>> begin Records
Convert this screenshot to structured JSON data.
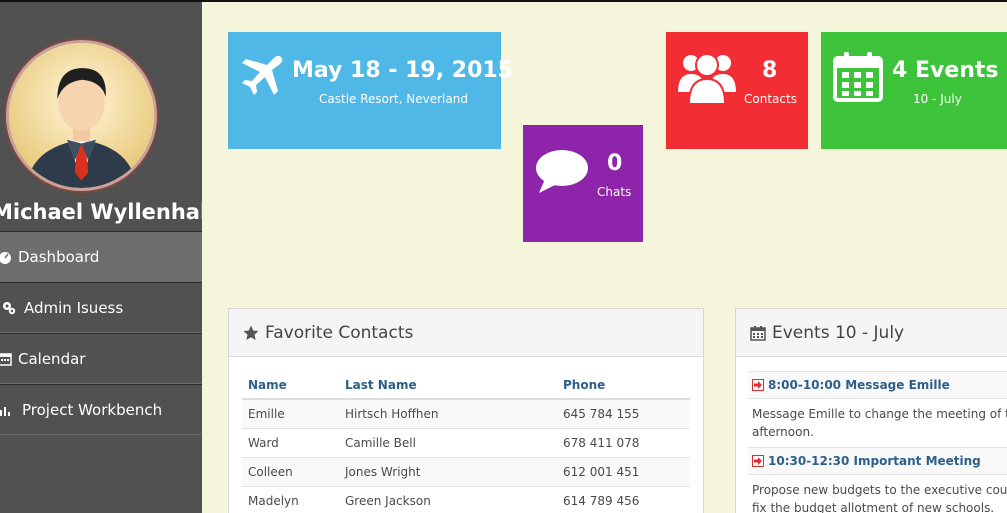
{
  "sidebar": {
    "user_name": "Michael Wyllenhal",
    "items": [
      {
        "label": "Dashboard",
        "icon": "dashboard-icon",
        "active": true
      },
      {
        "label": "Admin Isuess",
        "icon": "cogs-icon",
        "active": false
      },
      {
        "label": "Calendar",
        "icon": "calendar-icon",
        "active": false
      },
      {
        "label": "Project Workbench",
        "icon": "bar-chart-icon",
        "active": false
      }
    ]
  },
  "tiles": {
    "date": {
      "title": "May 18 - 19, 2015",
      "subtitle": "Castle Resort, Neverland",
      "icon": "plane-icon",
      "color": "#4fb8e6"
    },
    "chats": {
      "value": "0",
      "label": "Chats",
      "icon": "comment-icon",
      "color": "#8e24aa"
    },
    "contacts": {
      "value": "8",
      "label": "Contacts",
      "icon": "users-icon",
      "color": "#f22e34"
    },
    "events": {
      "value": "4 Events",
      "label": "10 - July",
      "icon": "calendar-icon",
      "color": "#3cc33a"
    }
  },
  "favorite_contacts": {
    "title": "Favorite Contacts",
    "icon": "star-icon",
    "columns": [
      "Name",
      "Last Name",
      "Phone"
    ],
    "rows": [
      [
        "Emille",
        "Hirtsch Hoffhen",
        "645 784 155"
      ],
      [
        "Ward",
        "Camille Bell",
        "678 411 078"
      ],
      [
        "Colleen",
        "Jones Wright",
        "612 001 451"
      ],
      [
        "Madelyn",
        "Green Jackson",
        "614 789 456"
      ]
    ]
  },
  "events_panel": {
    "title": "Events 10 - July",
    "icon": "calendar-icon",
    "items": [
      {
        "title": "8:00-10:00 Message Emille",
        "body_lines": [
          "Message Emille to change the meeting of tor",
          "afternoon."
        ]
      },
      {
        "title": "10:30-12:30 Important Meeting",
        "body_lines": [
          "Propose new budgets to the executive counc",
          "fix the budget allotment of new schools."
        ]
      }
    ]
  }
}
>> end Records
» **Written instruction**: Reproduce every line of the material precisely, omitting its pictures.

» **Exercise solution**:
Convert this screenshot to structured JSON data.
{
  "sidebar": {
    "user_name": "Michael Wyllenhal",
    "items": [
      {
        "label": "Dashboard",
        "icon": "dashboard-icon",
        "active": true
      },
      {
        "label": "Admin Isuess",
        "icon": "cogs-icon",
        "active": false
      },
      {
        "label": "Calendar",
        "icon": "calendar-icon",
        "active": false
      },
      {
        "label": "Project Workbench",
        "icon": "bar-chart-icon",
        "active": false
      }
    ]
  },
  "tiles": {
    "date": {
      "title": "May 18 - 19, 2015",
      "subtitle": "Castle Resort, Neverland",
      "icon": "plane-icon",
      "color": "#4fb8e6"
    },
    "chats": {
      "value": "0",
      "label": "Chats",
      "icon": "comment-icon",
      "color": "#8e24aa"
    },
    "contacts": {
      "value": "8",
      "label": "Contacts",
      "icon": "users-icon",
      "color": "#f22e34"
    },
    "events": {
      "value": "4 Events",
      "label": "10 - July",
      "icon": "calendar-icon",
      "color": "#3cc33a"
    }
  },
  "favorite_contacts": {
    "title": "Favorite Contacts",
    "icon": "star-icon",
    "columns": [
      "Name",
      "Last Name",
      "Phone"
    ],
    "rows": [
      [
        "Emille",
        "Hirtsch Hoffhen",
        "645 784 155"
      ],
      [
        "Ward",
        "Camille Bell",
        "678 411 078"
      ],
      [
        "Colleen",
        "Jones Wright",
        "612 001 451"
      ],
      [
        "Madelyn",
        "Green Jackson",
        "614 789 456"
      ]
    ]
  },
  "events_panel": {
    "title": "Events 10 - July",
    "icon": "calendar-icon",
    "items": [
      {
        "title": "8:00-10:00 Message Emille",
        "body_lines": [
          "Message Emille to change the meeting of tor",
          "afternoon."
        ]
      },
      {
        "title": "10:30-12:30 Important Meeting",
        "body_lines": [
          "Propose new budgets to the executive counc",
          "fix the budget allotment of new schools."
        ]
      }
    ]
  }
}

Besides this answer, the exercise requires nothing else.